▸ **Work to be completed**:
Check every line below for the word "this" and copy the ones that have it.

━━━━━ The input ━━━━━

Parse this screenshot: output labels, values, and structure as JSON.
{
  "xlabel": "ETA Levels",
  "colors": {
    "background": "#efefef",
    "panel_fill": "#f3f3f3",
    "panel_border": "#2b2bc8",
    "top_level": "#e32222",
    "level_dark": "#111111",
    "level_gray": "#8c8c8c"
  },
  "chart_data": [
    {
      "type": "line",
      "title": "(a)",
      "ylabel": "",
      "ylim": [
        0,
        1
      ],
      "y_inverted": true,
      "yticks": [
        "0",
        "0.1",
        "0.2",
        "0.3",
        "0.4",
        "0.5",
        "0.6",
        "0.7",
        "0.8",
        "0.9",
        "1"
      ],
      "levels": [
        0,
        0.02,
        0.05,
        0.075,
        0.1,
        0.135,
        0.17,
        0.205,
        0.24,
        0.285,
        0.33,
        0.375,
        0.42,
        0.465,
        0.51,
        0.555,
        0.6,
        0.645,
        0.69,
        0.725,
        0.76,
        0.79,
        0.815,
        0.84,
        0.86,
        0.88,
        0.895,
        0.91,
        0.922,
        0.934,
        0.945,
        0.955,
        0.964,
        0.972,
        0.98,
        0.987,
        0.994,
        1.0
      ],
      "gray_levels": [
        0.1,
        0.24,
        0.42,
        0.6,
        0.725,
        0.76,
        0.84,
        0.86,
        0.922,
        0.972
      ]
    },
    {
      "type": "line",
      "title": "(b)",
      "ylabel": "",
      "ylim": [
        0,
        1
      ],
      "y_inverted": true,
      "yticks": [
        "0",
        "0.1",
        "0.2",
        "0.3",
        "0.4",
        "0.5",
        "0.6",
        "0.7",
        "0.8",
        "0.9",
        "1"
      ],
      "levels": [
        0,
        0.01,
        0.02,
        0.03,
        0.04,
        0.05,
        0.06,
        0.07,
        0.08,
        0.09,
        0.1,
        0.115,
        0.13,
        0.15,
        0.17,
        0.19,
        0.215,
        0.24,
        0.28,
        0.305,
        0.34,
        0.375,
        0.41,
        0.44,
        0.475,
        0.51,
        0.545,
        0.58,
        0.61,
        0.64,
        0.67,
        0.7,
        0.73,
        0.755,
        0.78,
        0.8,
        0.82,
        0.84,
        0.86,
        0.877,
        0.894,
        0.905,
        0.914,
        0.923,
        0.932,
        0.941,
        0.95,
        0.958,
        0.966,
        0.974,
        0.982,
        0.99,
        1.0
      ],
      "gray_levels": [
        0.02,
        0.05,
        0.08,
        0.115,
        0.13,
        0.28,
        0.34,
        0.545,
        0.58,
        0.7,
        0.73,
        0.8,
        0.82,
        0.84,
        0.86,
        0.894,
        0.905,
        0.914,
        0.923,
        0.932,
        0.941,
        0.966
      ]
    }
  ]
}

━━━━━
━━━━━ The input ━━━━━

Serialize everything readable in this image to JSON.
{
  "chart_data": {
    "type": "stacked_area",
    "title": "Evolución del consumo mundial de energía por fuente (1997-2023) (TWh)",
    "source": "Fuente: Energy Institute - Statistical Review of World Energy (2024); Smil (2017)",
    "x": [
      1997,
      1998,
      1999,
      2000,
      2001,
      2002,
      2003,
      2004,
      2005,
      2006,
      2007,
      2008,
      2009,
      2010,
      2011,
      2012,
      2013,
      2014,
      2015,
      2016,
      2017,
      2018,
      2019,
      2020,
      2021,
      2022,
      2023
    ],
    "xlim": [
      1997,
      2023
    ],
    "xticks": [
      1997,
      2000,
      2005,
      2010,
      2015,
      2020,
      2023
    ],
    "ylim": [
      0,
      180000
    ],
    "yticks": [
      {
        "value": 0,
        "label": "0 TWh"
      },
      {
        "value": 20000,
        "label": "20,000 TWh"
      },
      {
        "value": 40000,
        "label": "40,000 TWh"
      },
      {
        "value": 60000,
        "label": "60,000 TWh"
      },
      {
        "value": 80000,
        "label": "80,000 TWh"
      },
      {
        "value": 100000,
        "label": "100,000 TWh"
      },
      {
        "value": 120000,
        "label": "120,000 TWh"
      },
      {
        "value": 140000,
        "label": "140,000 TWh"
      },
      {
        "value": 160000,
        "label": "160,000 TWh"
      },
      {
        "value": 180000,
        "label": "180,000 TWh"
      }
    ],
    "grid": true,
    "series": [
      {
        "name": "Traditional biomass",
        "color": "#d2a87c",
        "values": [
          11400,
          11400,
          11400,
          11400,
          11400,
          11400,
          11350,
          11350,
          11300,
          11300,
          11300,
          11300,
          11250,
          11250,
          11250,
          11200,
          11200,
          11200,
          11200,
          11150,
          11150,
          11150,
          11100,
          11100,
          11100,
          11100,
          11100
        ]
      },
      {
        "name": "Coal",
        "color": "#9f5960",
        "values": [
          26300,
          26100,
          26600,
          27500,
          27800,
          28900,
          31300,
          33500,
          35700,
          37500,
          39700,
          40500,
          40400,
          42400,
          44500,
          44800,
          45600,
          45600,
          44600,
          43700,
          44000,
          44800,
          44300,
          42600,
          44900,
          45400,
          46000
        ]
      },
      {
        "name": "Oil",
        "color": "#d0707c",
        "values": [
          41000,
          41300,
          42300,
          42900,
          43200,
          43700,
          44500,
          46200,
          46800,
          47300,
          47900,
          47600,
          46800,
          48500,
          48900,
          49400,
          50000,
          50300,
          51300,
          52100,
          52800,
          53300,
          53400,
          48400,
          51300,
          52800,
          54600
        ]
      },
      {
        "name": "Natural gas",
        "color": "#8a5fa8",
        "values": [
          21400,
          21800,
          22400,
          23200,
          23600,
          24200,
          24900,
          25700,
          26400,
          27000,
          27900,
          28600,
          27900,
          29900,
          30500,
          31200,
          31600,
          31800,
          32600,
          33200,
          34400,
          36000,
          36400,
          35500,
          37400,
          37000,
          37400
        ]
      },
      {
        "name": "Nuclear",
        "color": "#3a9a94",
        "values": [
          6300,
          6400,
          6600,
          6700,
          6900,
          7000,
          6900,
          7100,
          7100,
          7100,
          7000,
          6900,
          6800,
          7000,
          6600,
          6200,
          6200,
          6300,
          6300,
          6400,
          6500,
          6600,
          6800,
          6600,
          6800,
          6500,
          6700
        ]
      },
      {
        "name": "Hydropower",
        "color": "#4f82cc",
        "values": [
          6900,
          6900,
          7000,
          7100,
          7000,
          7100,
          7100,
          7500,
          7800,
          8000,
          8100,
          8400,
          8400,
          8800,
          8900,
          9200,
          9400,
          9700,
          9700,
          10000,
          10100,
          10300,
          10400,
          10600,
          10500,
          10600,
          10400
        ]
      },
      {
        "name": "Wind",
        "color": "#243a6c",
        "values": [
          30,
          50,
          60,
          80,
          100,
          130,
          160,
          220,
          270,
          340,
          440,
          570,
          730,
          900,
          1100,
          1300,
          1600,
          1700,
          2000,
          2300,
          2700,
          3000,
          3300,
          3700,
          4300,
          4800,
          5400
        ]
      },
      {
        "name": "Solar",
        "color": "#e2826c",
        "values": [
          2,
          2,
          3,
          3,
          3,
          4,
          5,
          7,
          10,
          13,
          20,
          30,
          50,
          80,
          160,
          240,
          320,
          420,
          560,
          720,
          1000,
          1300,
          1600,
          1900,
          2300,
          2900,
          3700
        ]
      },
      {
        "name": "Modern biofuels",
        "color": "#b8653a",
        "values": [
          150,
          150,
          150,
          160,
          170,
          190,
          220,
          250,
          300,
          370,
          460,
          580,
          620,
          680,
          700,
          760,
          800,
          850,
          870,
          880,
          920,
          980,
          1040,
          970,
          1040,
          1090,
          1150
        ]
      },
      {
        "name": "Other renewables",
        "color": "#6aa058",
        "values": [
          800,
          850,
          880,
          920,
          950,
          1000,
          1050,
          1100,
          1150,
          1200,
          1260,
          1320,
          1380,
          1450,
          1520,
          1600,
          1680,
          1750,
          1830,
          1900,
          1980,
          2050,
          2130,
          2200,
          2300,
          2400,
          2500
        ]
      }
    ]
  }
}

━━━━━
━━━━━ The input ━━━━━

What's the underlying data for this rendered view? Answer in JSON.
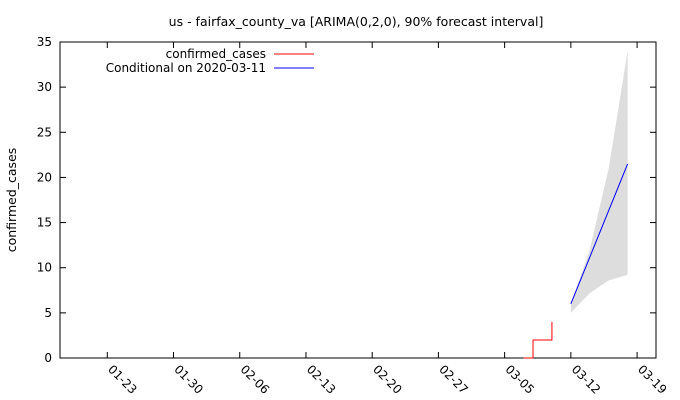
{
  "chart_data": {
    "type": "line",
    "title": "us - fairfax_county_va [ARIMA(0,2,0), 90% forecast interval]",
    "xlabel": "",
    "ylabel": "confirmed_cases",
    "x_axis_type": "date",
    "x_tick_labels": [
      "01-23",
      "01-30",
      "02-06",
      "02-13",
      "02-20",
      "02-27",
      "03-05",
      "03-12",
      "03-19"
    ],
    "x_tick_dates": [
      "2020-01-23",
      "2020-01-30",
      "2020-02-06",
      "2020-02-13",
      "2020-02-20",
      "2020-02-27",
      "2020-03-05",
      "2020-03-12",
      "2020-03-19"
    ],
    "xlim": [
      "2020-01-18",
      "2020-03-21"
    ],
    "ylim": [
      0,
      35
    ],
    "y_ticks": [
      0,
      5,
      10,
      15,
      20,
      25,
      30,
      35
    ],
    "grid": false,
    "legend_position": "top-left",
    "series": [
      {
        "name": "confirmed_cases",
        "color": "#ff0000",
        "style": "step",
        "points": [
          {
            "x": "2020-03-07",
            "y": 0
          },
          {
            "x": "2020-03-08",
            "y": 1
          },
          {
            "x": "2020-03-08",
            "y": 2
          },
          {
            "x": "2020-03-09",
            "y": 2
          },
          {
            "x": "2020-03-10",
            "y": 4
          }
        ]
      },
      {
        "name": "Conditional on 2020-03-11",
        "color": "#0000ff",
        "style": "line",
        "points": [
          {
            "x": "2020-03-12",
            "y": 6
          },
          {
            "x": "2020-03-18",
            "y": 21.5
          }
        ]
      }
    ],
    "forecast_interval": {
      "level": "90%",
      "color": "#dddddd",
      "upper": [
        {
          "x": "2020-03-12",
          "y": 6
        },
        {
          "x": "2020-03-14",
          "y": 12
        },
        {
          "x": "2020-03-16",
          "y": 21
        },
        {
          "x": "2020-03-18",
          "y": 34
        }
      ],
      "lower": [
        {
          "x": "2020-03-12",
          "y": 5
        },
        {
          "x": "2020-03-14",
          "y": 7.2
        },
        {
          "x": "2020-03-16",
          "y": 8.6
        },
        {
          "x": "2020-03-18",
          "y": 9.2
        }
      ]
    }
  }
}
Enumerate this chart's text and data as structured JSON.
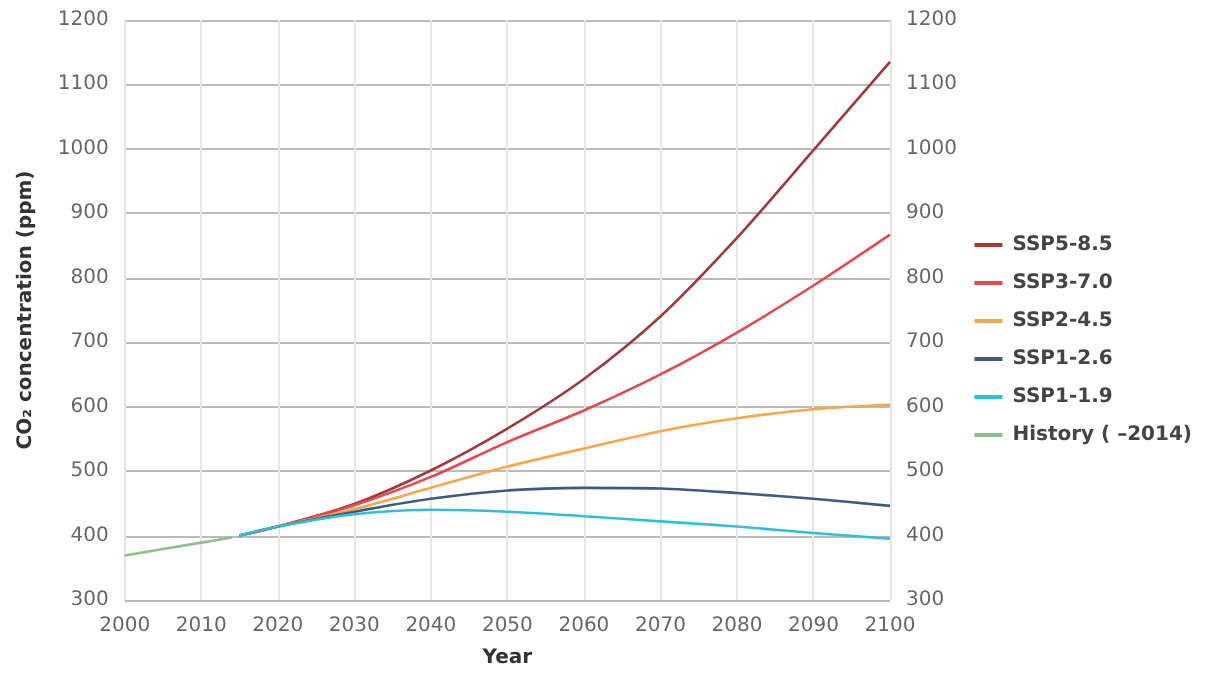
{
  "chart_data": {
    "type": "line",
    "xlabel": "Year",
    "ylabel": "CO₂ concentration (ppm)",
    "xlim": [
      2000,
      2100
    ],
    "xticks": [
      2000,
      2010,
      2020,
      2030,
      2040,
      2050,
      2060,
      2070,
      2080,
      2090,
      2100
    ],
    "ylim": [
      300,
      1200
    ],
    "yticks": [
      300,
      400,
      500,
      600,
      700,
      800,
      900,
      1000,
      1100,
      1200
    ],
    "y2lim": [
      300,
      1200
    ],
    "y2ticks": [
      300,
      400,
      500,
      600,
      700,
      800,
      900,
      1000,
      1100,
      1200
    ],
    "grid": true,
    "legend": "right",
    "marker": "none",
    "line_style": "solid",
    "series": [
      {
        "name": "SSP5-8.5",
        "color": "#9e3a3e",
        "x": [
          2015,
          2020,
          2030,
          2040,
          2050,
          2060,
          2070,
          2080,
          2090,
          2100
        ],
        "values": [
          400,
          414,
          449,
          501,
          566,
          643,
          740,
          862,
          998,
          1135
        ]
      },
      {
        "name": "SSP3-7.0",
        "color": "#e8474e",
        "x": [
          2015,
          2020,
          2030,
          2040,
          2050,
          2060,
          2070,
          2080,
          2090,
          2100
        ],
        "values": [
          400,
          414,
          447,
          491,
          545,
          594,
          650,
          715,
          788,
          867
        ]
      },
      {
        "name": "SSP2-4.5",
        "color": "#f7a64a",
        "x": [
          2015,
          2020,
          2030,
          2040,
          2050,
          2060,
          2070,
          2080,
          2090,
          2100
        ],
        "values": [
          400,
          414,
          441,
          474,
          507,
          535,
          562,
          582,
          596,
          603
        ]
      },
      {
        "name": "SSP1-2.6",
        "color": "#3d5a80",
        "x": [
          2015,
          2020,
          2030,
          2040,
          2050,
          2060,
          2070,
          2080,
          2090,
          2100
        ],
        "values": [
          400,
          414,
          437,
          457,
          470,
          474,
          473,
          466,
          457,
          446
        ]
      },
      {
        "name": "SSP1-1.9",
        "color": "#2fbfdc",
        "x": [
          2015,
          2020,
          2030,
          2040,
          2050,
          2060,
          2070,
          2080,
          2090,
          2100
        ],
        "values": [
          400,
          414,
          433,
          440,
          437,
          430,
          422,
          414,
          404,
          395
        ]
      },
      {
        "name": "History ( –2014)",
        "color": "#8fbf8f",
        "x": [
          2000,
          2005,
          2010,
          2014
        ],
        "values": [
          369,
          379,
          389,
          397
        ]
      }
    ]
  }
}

━━━━━

▸ **The response**:
Parse this screenshot: output labels, values, and structure as JSON.
Serialize everything readable in this image to JSON.
What's the underlying data for this rendered view? Answer in JSON.
Enumerate this chart's text and data as structured JSON.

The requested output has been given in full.